### Exercise brief
Filter the records below and copy every line containing the word "PCOs".
----------
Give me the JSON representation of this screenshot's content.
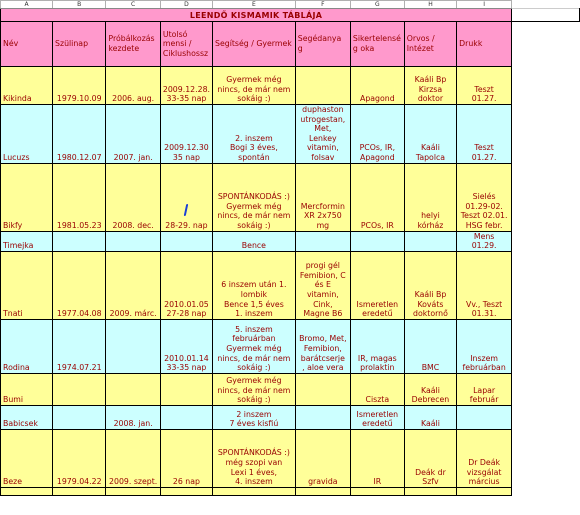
{
  "column_letters": [
    "A",
    "B",
    "C",
    "D",
    "E",
    "F",
    "G",
    "H",
    "I"
  ],
  "title": "LEENDŐ KISMAMIK TÁBLÁJA",
  "headers": {
    "nev": "Név",
    "szuletes": "Szülinap",
    "probal": "Próbálkozás kezdete",
    "ciklus": "Utolsó mensi / Ciklushossz",
    "segitseg": "Segítség / Gyermek",
    "segedanyag": "Segédanya g",
    "sikertelen": "Sikertelensé g oka",
    "orvos": "Orvos / Intézet",
    "drukk": "Drukk"
  },
  "rows": [
    {
      "nev": "Kikinda",
      "szuletes": "1979.10.09",
      "probal": "2006. aug.",
      "ciklus": "2009.12.28.\n33-35 nap",
      "segitseg": "Gyermek még\nnincs, de már nem\nsokáig :)",
      "segedanyag": "",
      "sikertelen": "Apagond",
      "orvos": "Kaáli Bp\nKirzsa\ndoktor",
      "drukk": "Teszt\n01.27."
    },
    {
      "nev": "Lucuzs",
      "szuletes": "1980.12.07",
      "probal": "2007. jan.",
      "ciklus": "2009.12.30\n35 nap",
      "segitseg": "2. inszem\nBogi 3 éves,\nspontán",
      "segedanyag": "duphaston\nutrogestan,\nMet,\nLenkey\nvitamin,\nfolsav",
      "sikertelen": "PCOs, IR,\nApagond",
      "orvos": "Kaáli\nTapolca",
      "drukk": "Teszt\n01.27."
    },
    {
      "nev": "Bikfy",
      "szuletes": "1981.05.23",
      "probal": "2008. dec.",
      "ciklus": "28-29. nap",
      "segitseg": "SPONTÁNKODÁS :)\nGyermek még\nnincs, de már nem\nsokáig :)",
      "segedanyag": "Mercformin\nXR 2x750\nmg",
      "sikertelen": "PCOs, IR",
      "orvos": "helyi\nkórház",
      "drukk": "Sielés\n01.29-02.\nTeszt 02.01.\nHSG febr."
    },
    {
      "nev": "Timejka",
      "szuletes": "",
      "probal": "",
      "ciklus": "",
      "segitseg": "Bence",
      "segedanyag": "",
      "sikertelen": "",
      "orvos": "",
      "drukk": "Mens\n01.29."
    },
    {
      "nev": "Tnati",
      "szuletes": "1977.04.08",
      "probal": "2009. márc.",
      "ciklus": "2010.01.05\n27-28 nap",
      "segitseg": "6 inszem után 1.\nlombik\nBence 1,5 éves\n1. inszem",
      "segedanyag": "progi gél\nFemibion, C\nés E\nvitamin,\nCink,\nMagne B6",
      "sikertelen": "Ismeretlen\neredetű",
      "orvos": "Kaáli Bp\nKováts\ndoktornő",
      "drukk": "Vv., Teszt\n01.31."
    },
    {
      "nev": "Rodina",
      "szuletes": "1974.07.21",
      "probal": "",
      "ciklus": "2010.01.14\n33-35 nap",
      "segitseg": "5. inszem\nfebruárban\nGyermek még\nnincs, de már nem\nsokáig :)",
      "segedanyag": "Bromo, Met,\nFemibion,\nbarátcserje\n, aloe vera",
      "sikertelen": "IR, magas\nprolaktin",
      "orvos": "BMC",
      "drukk": "Inszem\nfebruárban"
    },
    {
      "nev": "Bumi",
      "szuletes": "",
      "probal": "",
      "ciklus": "",
      "segitseg": "Gyermek még\nnincs, de már nem\nsokáig :)",
      "segedanyag": "",
      "sikertelen": "Ciszta",
      "orvos": "Kaáli\nDebrecen",
      "drukk": "Lapar\nfebruár"
    },
    {
      "nev": "Babicsek",
      "szuletes": "",
      "probal": "2008. jan.",
      "ciklus": "",
      "segitseg": "2 inszem\n7 éves kisfiú",
      "segedanyag": "",
      "sikertelen": "Ismeretlen\neredetű",
      "orvos": "Kaáli",
      "drukk": ""
    },
    {
      "nev": "Beze",
      "szuletes": "1979.04.22",
      "probal": "2009. szept.",
      "ciklus": "26 nap",
      "segitseg": "SPONTÁNKODÁS :)\nmég szopi van\nLexi 1 éves,\n4. inszem",
      "segedanyag": "gravida",
      "sikertelen": "IR",
      "orvos": "Deák dr\nSzfv",
      "drukk": "Dr Deák\nvizsgálat\nmárcius"
    }
  ],
  "colors": {
    "header_bg": "#ff99cc",
    "row_yellow": "#ffff99",
    "row_cyan": "#ccffff",
    "text": "#990000",
    "cursor": "#1a3fd6"
  }
}
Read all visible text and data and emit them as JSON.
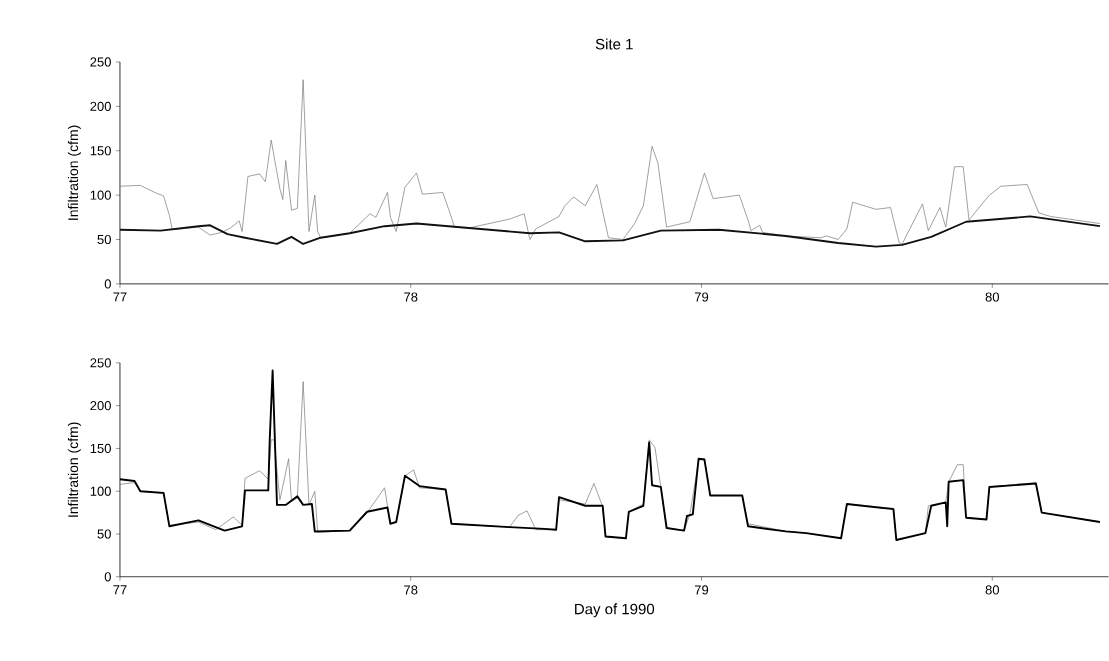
----------
### Expected answer
      "sikertelen": "PCOs, IR,\nApagond",
      "sikertelen": "PCOs, IR",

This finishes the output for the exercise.